= Exercise requirements =
Write out every line of the records below as a numbered list, omitting any blank lines.

#####

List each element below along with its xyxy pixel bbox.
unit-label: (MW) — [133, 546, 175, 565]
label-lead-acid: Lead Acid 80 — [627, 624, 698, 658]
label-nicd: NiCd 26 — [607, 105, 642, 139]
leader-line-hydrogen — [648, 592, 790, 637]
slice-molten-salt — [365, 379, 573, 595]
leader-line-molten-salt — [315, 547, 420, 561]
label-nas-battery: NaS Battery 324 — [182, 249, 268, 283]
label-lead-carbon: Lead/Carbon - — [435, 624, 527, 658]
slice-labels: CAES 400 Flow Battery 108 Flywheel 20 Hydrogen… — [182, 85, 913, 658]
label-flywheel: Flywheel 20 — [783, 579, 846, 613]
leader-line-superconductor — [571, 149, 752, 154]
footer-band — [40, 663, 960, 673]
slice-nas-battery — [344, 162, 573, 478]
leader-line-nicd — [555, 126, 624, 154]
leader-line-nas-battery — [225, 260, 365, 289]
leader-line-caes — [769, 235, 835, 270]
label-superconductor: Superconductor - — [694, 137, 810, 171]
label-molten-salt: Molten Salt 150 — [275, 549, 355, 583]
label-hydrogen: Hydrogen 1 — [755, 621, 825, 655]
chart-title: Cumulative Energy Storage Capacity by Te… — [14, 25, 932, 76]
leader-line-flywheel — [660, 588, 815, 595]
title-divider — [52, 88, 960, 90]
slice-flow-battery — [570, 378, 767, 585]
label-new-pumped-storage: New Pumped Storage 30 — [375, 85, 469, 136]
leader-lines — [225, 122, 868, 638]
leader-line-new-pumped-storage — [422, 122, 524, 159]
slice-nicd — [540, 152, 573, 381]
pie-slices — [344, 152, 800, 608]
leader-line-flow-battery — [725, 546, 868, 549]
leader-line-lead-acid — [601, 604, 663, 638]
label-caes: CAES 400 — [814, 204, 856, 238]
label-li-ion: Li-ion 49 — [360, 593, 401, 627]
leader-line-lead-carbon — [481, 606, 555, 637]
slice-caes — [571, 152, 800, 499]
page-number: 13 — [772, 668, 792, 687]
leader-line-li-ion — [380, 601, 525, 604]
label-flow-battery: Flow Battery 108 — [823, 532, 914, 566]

#####

= Output =
1. List each element below along with its xyxy pixel bbox.
2. unit-label: (MW) — [133, 546, 175, 565]
3. label-lead-acid: Lead Acid 80 — [627, 624, 698, 658]
4. label-nicd: NiCd 26 — [607, 105, 642, 139]
5. leader-line-hydrogen — [648, 592, 790, 637]
6. slice-molten-salt — [365, 379, 573, 595]
7. leader-line-molten-salt — [315, 547, 420, 561]
8. label-nas-battery: NaS Battery 324 — [182, 249, 268, 283]
9. label-lead-carbon: Lead/Carbon - — [435, 624, 527, 658]
10. slice-labels: CAES 400 Flow Battery 108 Flywheel 20 Hydrogen… — [182, 85, 913, 658]
11. label-flywheel: Flywheel 20 — [783, 579, 846, 613]
12. leader-line-superconductor — [571, 149, 752, 154]
13. footer-band — [40, 663, 960, 673]
14. slice-nas-battery — [344, 162, 573, 478]
15. leader-line-nicd — [555, 126, 624, 154]
16. leader-line-nas-battery — [225, 260, 365, 289]
17. leader-line-caes — [769, 235, 835, 270]
18. label-superconductor: Superconductor - — [694, 137, 810, 171]
19. label-molten-salt: Molten Salt 150 — [275, 549, 355, 583]
20. label-hydrogen: Hydrogen 1 — [755, 621, 825, 655]
21. chart-title: Cumulative Energy Storage Capacity by Te… — [14, 25, 932, 76]
22. leader-line-flywheel — [660, 588, 815, 595]
23. title-divider — [52, 88, 960, 90]
24. slice-flow-battery — [570, 378, 767, 585]
25. label-new-pumped-storage: New Pumped Storage 30 — [375, 85, 469, 136]
26. leader-lines — [225, 122, 868, 638]
27. leader-line-new-pumped-storage — [422, 122, 524, 159]
28. slice-nicd — [540, 152, 573, 381]
29. pie-slices — [344, 152, 800, 608]
30. leader-line-flow-battery — [725, 546, 868, 549]
31. leader-line-lead-acid — [601, 604, 663, 638]
32. label-caes: CAES 400 — [814, 204, 856, 238]
33. label-li-ion: Li-ion 49 — [360, 593, 401, 627]
34. leader-line-lead-carbon — [481, 606, 555, 637]
35. slice-caes — [571, 152, 800, 499]
36. page-number: 13 — [772, 668, 792, 687]
37. leader-line-li-ion — [380, 601, 525, 604]
38. label-flow-battery: Flow Battery 108 — [823, 532, 914, 566]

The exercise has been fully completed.